▶ Data records:
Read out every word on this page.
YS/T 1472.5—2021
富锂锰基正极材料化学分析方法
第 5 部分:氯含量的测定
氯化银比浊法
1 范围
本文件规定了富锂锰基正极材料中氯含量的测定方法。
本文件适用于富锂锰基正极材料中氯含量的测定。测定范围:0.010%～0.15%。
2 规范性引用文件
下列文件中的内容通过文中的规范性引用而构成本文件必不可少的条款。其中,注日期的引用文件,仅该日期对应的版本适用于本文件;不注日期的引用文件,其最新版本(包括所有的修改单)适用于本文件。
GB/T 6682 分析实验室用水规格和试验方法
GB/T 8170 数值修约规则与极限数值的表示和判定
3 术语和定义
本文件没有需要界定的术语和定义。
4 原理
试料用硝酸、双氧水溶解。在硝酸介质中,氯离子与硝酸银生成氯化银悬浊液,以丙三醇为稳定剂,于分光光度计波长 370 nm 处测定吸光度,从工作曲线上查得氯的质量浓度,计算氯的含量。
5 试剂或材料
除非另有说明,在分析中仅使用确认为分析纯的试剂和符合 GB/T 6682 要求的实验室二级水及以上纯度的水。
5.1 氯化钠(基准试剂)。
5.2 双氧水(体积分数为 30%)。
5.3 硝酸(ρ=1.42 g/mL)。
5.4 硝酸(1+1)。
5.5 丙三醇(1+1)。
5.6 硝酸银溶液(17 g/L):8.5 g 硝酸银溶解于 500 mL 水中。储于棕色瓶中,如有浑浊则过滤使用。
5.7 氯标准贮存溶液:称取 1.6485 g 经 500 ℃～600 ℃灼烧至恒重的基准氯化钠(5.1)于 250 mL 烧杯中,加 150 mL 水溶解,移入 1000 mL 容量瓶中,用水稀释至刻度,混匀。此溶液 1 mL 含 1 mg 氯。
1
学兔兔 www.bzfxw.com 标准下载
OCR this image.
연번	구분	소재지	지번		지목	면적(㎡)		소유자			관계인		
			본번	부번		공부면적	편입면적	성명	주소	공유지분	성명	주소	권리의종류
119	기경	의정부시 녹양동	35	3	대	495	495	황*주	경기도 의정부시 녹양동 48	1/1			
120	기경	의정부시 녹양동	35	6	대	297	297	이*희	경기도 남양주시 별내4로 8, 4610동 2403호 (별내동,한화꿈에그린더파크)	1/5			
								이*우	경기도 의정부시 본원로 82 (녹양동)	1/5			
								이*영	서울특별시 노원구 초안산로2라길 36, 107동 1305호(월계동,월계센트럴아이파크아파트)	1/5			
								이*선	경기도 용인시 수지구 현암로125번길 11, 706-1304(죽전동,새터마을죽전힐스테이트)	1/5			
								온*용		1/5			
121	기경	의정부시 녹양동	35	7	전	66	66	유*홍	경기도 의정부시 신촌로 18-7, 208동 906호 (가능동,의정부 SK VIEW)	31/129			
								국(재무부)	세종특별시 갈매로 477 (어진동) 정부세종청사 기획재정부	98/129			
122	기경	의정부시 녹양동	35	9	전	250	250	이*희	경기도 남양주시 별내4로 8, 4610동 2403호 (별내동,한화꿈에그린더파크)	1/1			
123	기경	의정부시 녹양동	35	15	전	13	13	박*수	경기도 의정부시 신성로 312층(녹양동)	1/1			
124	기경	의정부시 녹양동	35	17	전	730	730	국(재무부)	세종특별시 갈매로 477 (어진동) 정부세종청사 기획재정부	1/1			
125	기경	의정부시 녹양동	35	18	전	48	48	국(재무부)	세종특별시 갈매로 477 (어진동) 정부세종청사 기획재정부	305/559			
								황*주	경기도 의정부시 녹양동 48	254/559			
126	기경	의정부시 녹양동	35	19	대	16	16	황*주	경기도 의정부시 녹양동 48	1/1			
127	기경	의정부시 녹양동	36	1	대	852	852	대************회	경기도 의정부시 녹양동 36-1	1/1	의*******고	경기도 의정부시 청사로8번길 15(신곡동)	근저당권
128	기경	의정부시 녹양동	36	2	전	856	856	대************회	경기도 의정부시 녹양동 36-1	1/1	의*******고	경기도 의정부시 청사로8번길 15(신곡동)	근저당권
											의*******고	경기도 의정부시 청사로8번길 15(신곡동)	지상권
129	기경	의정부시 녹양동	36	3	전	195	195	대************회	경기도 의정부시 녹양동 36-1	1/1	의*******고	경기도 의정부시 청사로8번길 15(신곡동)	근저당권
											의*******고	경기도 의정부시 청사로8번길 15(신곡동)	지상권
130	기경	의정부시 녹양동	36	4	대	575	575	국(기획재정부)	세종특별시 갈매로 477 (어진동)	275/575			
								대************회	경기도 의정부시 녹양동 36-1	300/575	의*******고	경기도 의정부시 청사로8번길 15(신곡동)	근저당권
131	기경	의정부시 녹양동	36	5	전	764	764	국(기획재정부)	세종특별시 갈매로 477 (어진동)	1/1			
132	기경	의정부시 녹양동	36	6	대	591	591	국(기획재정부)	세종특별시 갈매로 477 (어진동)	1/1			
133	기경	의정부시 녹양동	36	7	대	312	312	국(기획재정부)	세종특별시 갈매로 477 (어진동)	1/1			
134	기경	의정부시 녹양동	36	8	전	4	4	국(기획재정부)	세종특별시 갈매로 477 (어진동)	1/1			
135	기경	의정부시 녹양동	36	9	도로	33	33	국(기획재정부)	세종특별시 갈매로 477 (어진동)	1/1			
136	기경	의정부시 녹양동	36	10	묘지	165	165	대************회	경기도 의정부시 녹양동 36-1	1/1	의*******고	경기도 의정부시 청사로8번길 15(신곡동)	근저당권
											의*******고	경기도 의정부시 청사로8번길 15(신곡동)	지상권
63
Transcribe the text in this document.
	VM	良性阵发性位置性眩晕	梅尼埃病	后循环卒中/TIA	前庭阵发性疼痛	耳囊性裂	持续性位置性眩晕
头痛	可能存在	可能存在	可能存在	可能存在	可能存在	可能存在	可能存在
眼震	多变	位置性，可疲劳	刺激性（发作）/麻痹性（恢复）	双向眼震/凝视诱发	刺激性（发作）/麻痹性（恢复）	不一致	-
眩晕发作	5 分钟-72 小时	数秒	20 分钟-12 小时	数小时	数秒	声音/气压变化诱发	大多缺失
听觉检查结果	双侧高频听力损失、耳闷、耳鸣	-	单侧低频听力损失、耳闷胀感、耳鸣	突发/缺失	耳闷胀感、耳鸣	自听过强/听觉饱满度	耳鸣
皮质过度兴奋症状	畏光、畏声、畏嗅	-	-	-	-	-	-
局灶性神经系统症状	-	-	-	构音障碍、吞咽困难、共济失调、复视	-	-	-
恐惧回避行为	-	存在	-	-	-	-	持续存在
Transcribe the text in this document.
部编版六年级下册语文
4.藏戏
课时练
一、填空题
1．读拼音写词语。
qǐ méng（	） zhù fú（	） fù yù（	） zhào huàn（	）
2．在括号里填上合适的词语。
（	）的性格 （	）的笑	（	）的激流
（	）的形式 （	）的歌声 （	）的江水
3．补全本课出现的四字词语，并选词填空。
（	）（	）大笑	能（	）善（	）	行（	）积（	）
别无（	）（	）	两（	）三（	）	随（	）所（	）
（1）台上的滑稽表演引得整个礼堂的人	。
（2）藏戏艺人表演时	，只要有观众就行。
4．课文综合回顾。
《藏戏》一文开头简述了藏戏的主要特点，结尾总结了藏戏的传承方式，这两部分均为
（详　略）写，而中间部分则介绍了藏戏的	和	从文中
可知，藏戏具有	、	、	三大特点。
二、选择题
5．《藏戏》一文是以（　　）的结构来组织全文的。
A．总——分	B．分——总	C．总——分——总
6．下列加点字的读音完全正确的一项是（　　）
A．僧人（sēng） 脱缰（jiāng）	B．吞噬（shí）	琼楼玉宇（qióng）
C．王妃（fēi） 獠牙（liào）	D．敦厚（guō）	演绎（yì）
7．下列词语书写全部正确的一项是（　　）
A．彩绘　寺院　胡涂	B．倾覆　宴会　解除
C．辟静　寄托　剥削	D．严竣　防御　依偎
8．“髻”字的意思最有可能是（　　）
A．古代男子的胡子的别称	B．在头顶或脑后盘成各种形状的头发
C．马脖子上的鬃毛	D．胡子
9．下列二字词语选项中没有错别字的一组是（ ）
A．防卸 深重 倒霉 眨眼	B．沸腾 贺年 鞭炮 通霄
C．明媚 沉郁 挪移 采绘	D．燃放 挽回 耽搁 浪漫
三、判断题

▶ Short task:
List every line from the entries above in which "남양주시" appears.

▶ Answer for this exercise:
120	기경	의정부시 녹양동	35	6	대	297	297	이*희	경기도 남양주시 별내4로 8, 4610동 2403호 (별내동,한화꿈에그린더파크)	1/5			
122	기경	의정부시 녹양동	35	9	전	250	250	이*희	경기도 남양주시 별내4로 8, 4610동 2403호 (별내동,한화꿈에그린더파크)	1/1			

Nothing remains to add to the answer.